*Required work:*
Count, in the entries below, the lines in which "Lontong" occurs. Give the number, nothing more.

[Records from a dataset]
┌────────

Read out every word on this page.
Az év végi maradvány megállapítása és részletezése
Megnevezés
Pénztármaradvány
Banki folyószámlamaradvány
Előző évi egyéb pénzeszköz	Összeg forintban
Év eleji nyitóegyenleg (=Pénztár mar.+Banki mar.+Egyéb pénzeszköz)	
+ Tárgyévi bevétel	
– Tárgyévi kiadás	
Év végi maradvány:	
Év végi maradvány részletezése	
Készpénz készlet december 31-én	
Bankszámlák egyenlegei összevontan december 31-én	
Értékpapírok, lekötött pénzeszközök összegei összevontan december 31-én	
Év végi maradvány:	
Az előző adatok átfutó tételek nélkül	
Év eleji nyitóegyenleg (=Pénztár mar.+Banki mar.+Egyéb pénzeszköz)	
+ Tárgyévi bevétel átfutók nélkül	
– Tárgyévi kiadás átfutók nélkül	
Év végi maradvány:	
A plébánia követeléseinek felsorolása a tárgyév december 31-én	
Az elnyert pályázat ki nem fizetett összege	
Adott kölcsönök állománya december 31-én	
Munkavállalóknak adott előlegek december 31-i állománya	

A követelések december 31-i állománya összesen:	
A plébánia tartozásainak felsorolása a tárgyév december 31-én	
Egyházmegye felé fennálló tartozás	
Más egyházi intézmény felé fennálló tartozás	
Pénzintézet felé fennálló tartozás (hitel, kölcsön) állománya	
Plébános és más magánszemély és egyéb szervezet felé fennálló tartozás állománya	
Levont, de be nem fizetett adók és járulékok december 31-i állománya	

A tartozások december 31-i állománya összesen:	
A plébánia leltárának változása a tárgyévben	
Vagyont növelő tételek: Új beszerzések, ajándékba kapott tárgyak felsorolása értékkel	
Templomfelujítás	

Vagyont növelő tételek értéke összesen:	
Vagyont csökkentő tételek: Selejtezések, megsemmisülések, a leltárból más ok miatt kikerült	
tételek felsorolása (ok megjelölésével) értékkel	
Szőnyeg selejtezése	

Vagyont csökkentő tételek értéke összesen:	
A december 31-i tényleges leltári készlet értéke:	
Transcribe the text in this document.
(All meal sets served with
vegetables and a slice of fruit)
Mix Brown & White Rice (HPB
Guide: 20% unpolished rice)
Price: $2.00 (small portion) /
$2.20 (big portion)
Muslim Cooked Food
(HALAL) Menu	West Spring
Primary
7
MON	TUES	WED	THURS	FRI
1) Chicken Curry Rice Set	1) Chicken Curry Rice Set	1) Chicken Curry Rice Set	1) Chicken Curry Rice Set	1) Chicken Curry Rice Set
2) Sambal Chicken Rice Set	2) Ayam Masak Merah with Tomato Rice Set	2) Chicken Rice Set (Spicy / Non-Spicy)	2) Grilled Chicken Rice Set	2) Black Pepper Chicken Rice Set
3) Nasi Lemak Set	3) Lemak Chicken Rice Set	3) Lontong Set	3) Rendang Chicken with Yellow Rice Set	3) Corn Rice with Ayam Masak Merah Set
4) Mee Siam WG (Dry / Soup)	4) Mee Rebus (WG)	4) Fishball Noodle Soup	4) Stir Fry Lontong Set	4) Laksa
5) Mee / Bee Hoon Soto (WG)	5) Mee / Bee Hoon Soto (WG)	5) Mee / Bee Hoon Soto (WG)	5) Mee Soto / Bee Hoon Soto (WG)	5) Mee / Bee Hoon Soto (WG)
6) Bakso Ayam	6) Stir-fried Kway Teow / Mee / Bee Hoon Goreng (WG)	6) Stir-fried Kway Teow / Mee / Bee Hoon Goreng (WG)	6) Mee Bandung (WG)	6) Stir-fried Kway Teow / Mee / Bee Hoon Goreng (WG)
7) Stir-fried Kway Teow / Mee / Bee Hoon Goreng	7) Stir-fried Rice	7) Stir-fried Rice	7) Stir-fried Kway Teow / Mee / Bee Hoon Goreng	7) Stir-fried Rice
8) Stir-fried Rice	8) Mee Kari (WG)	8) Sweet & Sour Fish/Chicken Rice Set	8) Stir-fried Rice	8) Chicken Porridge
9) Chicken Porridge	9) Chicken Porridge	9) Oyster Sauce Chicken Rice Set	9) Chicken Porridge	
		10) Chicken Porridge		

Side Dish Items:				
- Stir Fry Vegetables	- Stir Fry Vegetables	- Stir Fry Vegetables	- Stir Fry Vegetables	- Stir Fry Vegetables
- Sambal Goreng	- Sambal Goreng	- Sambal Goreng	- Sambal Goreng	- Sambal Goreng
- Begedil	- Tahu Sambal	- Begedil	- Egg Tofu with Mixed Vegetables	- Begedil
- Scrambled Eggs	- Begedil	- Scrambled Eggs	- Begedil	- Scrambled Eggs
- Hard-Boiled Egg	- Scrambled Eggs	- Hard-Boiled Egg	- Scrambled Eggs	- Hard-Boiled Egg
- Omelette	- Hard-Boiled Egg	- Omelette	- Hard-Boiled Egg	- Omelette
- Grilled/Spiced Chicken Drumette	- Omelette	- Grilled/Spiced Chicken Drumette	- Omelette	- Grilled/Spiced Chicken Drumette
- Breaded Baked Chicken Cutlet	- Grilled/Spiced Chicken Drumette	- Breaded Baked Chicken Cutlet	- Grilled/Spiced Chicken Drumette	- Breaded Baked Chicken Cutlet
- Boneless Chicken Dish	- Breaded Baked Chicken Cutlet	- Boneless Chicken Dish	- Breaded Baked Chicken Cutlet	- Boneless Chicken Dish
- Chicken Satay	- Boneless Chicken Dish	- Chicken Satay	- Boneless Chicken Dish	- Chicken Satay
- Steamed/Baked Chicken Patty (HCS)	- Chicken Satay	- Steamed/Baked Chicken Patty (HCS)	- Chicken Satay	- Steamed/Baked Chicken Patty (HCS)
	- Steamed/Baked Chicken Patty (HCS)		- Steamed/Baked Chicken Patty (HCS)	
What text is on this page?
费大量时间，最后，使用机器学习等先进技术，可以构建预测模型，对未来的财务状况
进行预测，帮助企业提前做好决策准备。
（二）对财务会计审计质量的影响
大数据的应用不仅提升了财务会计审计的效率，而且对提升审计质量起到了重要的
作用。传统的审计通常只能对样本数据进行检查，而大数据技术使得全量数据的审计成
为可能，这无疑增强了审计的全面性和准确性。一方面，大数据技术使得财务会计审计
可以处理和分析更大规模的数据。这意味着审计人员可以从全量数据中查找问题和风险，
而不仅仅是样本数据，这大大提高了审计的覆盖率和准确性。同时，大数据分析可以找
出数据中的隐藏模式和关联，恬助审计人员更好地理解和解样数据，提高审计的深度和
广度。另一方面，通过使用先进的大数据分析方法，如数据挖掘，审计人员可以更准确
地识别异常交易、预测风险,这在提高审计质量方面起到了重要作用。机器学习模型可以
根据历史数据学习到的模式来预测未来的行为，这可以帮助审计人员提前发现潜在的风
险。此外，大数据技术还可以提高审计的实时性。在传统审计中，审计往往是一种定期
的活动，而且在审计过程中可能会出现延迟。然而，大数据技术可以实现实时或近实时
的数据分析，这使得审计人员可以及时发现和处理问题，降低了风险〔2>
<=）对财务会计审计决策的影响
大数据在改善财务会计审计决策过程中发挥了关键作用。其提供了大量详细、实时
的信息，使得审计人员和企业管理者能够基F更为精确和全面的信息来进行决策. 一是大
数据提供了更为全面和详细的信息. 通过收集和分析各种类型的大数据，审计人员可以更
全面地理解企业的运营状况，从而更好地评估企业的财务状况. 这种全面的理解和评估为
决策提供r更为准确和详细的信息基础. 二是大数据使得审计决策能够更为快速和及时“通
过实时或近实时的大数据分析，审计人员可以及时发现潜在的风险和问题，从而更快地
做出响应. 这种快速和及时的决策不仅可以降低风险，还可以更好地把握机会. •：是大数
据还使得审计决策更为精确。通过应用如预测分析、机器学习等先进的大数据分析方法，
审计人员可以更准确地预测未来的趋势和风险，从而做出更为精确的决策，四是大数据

└────────

*Worked answer:*
2